[DATA SUPPLIED]
* * *
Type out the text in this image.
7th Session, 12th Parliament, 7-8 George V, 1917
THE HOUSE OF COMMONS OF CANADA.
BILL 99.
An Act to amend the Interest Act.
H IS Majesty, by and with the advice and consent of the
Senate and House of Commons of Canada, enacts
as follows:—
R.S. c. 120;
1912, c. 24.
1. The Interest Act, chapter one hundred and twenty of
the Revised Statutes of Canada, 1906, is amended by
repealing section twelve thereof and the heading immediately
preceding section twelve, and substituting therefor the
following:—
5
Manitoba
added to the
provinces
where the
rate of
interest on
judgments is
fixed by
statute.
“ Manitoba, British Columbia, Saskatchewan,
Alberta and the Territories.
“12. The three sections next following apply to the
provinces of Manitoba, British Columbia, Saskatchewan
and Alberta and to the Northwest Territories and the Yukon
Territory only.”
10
* * *
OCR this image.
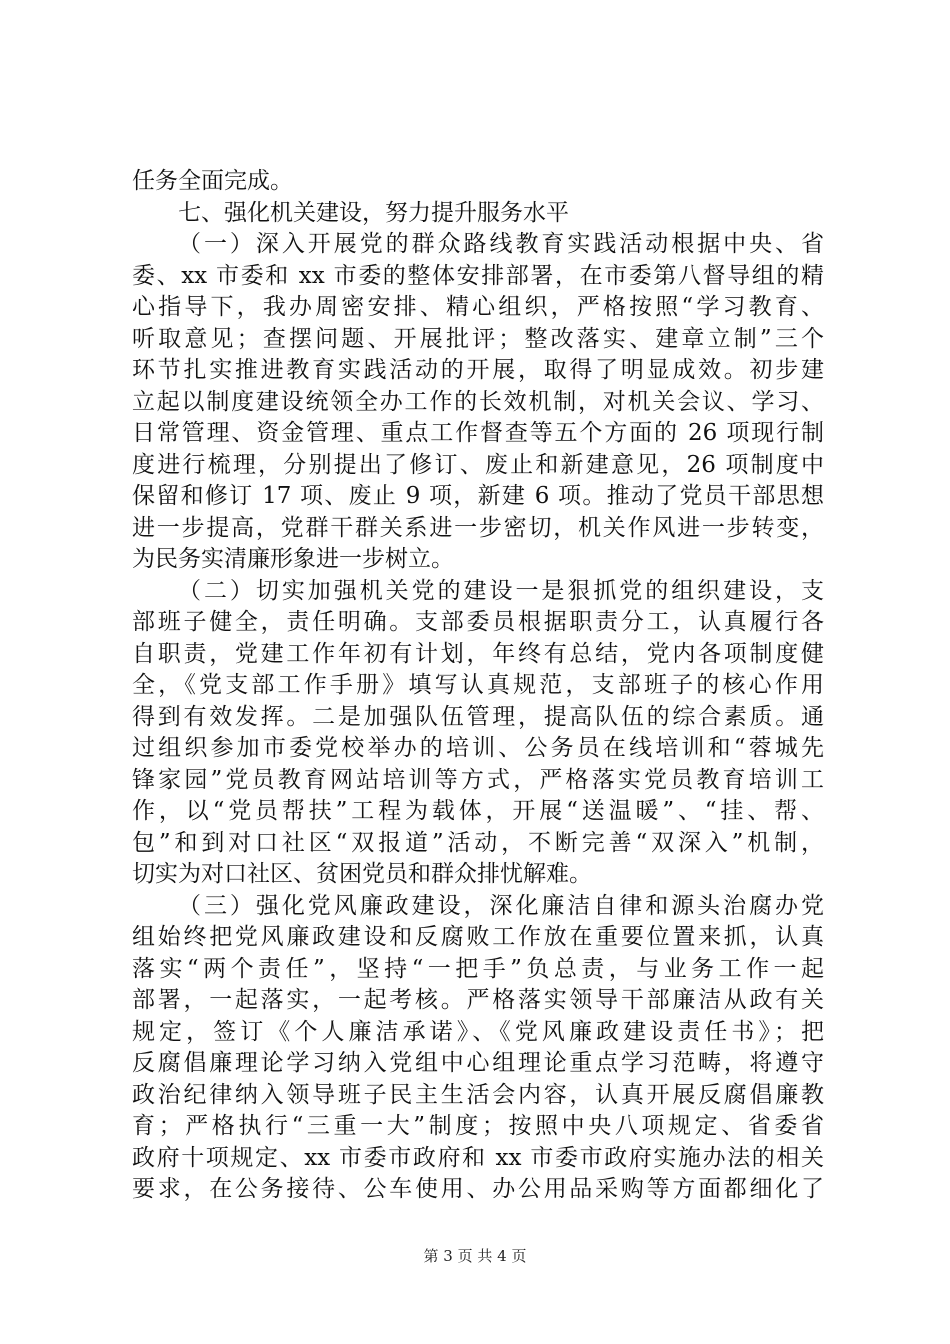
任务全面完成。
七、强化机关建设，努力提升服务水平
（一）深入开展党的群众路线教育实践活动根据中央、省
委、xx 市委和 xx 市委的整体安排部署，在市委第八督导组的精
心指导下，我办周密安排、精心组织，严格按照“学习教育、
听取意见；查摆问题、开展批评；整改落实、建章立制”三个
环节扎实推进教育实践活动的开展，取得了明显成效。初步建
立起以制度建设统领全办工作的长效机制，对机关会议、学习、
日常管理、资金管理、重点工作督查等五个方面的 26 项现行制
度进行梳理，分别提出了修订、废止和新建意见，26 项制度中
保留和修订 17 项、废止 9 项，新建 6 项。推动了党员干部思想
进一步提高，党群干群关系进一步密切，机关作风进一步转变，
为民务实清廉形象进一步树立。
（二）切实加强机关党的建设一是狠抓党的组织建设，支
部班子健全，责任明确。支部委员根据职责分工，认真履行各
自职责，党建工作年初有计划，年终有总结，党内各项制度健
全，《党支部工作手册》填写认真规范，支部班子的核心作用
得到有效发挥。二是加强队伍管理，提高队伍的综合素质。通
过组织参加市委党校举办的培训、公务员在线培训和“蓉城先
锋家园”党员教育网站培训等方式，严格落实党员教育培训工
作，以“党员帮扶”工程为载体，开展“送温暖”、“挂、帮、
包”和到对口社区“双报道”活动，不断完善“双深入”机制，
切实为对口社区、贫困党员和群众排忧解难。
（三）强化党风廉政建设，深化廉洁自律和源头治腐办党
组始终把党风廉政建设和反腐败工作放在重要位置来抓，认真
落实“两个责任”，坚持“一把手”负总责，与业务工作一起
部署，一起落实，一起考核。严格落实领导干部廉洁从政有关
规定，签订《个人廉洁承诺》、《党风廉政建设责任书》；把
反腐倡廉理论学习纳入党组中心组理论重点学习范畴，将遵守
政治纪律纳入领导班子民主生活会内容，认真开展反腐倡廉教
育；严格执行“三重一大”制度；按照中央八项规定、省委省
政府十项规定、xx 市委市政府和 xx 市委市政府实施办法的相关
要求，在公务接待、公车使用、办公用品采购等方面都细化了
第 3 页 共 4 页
* * *
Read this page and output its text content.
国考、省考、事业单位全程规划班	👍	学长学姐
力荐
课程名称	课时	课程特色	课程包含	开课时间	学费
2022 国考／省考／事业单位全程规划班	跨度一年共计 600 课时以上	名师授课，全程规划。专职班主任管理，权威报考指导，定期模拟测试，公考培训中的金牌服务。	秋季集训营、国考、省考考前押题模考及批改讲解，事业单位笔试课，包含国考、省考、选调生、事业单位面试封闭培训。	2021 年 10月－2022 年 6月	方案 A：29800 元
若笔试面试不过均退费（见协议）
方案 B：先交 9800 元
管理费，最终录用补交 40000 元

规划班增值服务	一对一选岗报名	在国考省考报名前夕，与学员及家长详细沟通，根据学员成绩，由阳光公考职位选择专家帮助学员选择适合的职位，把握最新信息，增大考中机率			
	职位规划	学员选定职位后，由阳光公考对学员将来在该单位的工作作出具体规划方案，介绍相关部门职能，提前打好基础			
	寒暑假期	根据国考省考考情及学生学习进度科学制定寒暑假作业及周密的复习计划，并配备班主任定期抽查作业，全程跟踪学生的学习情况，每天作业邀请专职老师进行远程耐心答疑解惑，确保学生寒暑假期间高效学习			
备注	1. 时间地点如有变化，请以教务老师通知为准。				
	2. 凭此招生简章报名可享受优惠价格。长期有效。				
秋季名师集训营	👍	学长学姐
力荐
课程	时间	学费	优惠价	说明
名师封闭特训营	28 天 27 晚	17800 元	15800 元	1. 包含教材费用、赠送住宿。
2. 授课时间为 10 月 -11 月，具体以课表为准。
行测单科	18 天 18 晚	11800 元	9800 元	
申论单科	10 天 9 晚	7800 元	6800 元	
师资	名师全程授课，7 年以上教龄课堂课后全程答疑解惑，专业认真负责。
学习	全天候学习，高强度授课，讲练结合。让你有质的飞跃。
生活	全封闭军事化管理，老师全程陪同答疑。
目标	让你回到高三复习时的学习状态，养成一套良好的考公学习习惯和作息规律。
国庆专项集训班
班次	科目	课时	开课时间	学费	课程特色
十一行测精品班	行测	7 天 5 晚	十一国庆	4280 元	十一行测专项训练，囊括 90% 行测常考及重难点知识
* * *
Identify all lines in the records above with the word "twelve".

repealing section twelve thereof and the heading immediately
preceding section twelve, and substituting therefor the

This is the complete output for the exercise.